* BEGIN Source material *

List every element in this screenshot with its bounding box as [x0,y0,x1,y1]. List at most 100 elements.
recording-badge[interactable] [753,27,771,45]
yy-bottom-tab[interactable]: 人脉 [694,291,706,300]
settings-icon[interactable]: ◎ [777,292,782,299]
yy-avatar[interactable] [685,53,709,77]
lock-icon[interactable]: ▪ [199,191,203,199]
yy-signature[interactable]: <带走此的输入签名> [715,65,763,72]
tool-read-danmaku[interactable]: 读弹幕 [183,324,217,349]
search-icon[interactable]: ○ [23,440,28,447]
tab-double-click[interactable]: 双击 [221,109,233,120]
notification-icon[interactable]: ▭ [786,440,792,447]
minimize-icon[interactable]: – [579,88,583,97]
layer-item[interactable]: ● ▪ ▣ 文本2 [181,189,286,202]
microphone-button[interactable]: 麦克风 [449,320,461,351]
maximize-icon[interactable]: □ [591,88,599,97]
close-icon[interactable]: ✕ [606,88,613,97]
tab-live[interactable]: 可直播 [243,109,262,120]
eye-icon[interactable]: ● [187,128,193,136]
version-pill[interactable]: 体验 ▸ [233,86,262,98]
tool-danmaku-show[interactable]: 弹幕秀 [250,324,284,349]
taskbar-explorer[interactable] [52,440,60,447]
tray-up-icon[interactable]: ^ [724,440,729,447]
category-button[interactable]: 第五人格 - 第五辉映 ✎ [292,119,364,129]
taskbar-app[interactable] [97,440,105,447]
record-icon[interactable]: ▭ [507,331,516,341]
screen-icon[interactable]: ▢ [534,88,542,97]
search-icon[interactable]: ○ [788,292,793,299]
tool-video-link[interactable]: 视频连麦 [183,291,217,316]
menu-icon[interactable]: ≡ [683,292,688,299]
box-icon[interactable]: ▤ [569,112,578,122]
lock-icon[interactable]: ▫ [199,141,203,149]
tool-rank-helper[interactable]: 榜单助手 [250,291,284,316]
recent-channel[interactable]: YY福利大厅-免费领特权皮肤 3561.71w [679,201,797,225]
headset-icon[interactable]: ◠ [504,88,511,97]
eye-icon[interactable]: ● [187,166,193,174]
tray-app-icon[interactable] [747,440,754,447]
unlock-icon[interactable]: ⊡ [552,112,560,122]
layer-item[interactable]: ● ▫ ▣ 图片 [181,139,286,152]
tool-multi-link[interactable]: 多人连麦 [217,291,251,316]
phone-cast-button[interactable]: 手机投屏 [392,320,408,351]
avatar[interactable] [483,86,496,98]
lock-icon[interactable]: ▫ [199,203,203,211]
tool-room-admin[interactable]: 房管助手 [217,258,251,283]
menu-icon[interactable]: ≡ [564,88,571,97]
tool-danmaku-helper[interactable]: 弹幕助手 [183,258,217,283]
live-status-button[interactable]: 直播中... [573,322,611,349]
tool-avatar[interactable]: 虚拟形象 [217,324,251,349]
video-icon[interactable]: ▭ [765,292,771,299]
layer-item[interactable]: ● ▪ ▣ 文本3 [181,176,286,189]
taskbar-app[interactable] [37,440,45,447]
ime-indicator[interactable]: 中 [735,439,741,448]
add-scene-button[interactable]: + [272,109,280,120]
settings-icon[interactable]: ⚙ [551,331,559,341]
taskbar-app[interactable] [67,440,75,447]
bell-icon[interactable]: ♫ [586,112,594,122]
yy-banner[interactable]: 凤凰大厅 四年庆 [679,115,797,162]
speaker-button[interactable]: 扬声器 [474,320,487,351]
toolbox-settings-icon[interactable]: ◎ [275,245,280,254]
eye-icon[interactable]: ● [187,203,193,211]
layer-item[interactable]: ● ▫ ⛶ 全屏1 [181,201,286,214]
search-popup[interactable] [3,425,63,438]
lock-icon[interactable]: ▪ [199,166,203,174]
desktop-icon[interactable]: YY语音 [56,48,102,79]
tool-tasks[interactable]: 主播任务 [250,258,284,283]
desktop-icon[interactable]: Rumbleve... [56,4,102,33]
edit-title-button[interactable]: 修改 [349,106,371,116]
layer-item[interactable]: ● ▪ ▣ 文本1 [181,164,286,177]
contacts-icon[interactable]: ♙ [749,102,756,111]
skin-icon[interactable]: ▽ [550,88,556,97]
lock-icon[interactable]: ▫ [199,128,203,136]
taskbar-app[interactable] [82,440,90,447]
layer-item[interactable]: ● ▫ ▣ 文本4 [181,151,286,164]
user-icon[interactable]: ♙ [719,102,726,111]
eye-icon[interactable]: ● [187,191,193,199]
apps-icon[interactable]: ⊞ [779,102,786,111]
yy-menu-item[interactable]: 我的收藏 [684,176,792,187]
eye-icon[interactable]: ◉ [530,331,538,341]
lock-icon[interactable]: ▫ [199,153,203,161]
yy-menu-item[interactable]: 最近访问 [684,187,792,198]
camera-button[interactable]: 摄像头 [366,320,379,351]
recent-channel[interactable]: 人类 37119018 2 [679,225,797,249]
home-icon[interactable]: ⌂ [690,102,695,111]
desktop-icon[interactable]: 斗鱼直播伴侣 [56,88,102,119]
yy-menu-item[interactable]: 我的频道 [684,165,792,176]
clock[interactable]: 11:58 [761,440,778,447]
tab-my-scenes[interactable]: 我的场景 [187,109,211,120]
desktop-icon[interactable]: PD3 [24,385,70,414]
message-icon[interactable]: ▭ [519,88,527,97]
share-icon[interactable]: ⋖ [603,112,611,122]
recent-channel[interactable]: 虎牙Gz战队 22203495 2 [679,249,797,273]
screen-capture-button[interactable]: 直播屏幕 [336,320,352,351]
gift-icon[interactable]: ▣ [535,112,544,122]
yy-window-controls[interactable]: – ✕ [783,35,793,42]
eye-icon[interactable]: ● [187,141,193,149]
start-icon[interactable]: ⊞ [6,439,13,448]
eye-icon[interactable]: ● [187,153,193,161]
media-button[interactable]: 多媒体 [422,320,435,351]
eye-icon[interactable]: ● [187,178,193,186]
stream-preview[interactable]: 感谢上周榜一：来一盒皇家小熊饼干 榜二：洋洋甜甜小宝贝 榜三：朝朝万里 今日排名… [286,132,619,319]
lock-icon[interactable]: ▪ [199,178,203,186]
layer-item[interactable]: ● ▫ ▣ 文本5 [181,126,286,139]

* END Source material *

(Task to complete): List every line of the records above that contains the string "settings", copying each such line in full.

(Answer):
settings-icon[interactable]: ◎ [777,292,782,299]
settings-icon[interactable]: ⚙ [551,331,559,341]
toolbox-settings-icon[interactable]: ◎ [275,245,280,254]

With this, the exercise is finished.